Source document:
*-*-*

Ministry for the Propagation of Virtue and the Prevention of Vice

Ministry overview
- Formed: 1992/96 (original) 2021 (current)
- Preceding Ministry: Ministry of Women's Affairs;
- Jurisdiction: Government of Afghanistan
- Headquarters: Kabul, Afghanistan;
- Minister responsible: Sheikh Mohammad Khalid;
- Ministry executive: Akif Muhajir, spokesman;
- Website: mopvpe.gov.af

= Ministry for the Propagation of Virtue and the Prevention of Vice (Afghanistan) =

Afghan Islamic law ministry

The Ministry for the Propagation of Virtue and the Prevention of Vice (د امربالمعروف، نهی عن المنکر او شکایتونو اورېدلو وزارت; وزارت امر بالمعروف، نهی عن المنکر وسمع شکایات) is the state agency in charge of implementing Islamic law in the Islamic Emirate of Afghanistan as defined by the Taliban. It was first instituted in 1992 by the Rabbani government of the Islamic State of Afghanistan and adopted in 1996 by the Taliban government of the Islamic Emirate of Afghanistan of 1996–2001. The ministry was restored in the reinstated Islamic Emirate in September 2021 after the August fall of Kabul.

==History==

===First Islamic Emirate of Afghanistan===
Originally established in 1992 and later reorganized into its current form in 1996, the vice and virtue ministry received heavy subsidies and training from Saudi Arabia. When the Taliban took over Kabul, the committee announced a ban on sorcery and American-style haircuts. It was closed when the Talibans were ousted, but Fazal Hadi Shinwari, an outspoken advocate of orthodoxy and the Chief Justice of the Supreme Court of Afghanistan, reinstated it in 2003 and renamed it the Ministry for Haj and Religious Affairs.

*-*-*

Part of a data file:
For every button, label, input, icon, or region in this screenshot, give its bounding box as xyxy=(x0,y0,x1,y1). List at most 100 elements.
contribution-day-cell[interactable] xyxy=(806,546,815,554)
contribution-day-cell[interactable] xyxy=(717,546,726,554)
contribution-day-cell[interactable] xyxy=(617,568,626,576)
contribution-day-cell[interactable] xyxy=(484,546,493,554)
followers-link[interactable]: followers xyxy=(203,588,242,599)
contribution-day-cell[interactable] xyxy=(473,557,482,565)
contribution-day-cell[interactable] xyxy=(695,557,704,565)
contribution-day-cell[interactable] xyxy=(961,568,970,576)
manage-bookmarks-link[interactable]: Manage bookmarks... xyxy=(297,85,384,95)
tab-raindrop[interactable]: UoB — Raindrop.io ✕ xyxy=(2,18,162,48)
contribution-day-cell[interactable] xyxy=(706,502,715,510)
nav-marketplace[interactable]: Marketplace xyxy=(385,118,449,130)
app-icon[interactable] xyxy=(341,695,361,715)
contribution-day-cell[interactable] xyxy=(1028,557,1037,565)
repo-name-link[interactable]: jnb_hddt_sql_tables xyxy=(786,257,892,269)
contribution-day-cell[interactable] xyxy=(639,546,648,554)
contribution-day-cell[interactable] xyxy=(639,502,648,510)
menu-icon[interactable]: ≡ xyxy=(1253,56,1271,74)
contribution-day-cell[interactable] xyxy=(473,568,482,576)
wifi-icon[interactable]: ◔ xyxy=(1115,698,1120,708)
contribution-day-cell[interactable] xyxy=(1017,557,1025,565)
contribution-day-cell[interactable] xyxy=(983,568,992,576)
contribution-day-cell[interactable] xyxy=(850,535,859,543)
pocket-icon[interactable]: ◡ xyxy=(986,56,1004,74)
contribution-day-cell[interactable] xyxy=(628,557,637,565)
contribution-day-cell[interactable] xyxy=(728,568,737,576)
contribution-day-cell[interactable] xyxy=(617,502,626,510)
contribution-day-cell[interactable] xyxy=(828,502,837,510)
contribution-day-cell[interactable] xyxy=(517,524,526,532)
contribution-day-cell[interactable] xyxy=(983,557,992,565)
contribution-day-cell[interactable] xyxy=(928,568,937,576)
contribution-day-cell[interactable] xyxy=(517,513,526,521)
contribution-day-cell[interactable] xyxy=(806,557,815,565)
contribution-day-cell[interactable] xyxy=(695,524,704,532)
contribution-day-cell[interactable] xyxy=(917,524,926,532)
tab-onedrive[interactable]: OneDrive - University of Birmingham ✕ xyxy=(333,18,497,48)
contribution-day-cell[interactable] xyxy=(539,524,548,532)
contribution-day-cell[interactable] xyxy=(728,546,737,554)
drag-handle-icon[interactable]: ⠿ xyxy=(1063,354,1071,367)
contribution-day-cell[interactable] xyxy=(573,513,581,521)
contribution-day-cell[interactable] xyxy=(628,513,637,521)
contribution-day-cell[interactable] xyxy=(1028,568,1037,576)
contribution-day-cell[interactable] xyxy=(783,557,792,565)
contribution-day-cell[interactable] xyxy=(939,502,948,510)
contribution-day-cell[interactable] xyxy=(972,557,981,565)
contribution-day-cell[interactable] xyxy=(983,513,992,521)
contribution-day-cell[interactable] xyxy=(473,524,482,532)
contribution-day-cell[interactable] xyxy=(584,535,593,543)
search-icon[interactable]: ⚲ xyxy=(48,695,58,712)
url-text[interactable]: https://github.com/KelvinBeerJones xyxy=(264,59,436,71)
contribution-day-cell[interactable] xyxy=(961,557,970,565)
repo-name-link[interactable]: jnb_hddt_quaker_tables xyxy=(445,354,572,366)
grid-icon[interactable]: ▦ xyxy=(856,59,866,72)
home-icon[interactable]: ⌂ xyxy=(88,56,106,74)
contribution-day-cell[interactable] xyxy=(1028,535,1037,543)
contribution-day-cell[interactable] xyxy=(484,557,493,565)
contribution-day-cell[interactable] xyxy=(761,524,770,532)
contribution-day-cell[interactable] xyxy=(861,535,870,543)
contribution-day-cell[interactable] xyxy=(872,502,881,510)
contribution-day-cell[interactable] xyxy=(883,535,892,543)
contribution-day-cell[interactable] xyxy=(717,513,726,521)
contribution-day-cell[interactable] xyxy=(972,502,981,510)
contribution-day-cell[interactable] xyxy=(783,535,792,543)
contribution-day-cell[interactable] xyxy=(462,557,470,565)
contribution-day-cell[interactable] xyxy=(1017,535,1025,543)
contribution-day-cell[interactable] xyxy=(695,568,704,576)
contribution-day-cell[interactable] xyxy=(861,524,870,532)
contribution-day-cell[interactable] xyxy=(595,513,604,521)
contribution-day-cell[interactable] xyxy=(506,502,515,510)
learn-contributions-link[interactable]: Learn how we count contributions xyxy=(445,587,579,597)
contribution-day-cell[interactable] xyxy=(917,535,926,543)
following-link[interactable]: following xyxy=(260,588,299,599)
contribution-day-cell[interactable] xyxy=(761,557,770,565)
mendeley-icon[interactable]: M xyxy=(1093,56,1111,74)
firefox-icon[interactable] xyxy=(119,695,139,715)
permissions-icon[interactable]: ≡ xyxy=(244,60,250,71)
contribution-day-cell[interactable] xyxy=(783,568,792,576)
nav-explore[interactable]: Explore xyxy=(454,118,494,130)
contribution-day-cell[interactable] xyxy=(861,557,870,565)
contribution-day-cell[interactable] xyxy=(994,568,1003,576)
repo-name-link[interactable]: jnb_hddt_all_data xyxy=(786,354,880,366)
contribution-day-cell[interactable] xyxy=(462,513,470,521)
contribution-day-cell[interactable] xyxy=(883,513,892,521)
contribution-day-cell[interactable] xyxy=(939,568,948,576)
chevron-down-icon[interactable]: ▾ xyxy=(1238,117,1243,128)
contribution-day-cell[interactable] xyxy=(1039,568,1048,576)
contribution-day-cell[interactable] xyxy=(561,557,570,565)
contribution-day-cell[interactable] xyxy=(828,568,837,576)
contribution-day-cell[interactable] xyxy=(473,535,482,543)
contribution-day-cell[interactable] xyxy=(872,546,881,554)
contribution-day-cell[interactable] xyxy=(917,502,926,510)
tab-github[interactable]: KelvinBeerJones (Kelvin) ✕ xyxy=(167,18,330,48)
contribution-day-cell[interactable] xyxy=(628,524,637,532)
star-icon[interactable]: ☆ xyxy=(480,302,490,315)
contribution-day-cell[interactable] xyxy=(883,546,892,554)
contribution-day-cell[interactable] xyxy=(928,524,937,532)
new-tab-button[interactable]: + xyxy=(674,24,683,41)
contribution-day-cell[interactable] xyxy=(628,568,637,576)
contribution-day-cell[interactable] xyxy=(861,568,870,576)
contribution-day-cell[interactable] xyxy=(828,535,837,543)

*-*-*

Problems:
- a) Starting at the first of the rows and ending at the row that contains "menu-icon[interactable]: ≡ xyxy=(1253,56,1271,74)", substitute "jnb_hddt_sql_views" for "jnb_hddt_sql_tables" and write out those rows with no other change.
- b) Continue the article on Afghanistan's Ministry for the Propagation of Virtue and the Prevention of Vice from where it stops.
These rows are unrelated to the article above.

Written responses:
- a)
For every button, label, input, icon, or region in this screenshot, give its bounding box as xyxy=(x0,y0,x1,y1). List at most 100 elements.
contribution-day-cell[interactable] xyxy=(806,546,815,554)
contribution-day-cell[interactable] xyxy=(717,546,726,554)
contribution-day-cell[interactable] xyxy=(617,568,626,576)
contribution-day-cell[interactable] xyxy=(484,546,493,554)
followers-link[interactable]: followers xyxy=(203,588,242,599)
contribution-day-cell[interactable] xyxy=(473,557,482,565)
contribution-day-cell[interactable] xyxy=(695,557,704,565)
contribution-day-cell[interactable] xyxy=(961,568,970,576)
manage-bookmarks-link[interactable]: Manage bookmarks... xyxy=(297,85,384,95)
tab-raindrop[interactable]: UoB — Raindrop.io ✕ xyxy=(2,18,162,48)
contribution-day-cell[interactable] xyxy=(706,502,715,510)
nav-marketplace[interactable]: Marketplace xyxy=(385,118,449,130)
app-icon[interactable] xyxy=(341,695,361,715)
contribution-day-cell[interactable] xyxy=(1028,557,1037,565)
repo-name-link[interactable]: jnb_hddt_sql_views xyxy=(786,257,892,269)
contribution-day-cell[interactable] xyxy=(639,546,648,554)
contribution-day-cell[interactable] xyxy=(639,502,648,510)
menu-icon[interactable]: ≡ xyxy=(1253,56,1271,74)

- b)
===Islamic Republic of Afghanistan===
In 2006, the Karzai government submitted draft legislation to create a new department, under the Ministry for Haj and Religious Affairs, devoted to the "Promotion of Virtue and Prevention of Vice". According to Ghazi Suleiman Hamed, Deputy Minister for Haj and Religious Affairs, the new department would operate more benignly than the Taliban version. The minister of Haj and religious affairs Nematullah Shahrani stated that the new department would focus on alcohol, drugs, crime and corruption.

According to Human Rights Watch, reinstating the virtue and vice department would have a negative impact on women rights, a major lever of development for the country. Shukria Barakzai, a member of Afghanistan's National Legislature, saw in this draft legislation a reminiscing legacy of the Taliban era. Felice D. Gaer, Chair of the United States Commission on International Religious Freedom, stated that the US expressed a strong opposition to reinstatement of the ministry of virtue and vice, calling it a violation to religious freedom rights.

===Second Islamic Emirate of Afghanistan===
In the 2021 Islamic Emirate Cabinet declared on 7 September 2021, following the 15 August 2021 fall of Kabul, the ministry was restored, according to The Guardian. The Cabinet itself was restricted to men only. The ministry was installed in the offices of the former Ministry of Women's Affairs, displacing staff of the World Bank's Women's Economic Empowerment and Rural Development Program.

In March 2022, the Islamic Emirate required all men to sport a beard as a condition of government employment.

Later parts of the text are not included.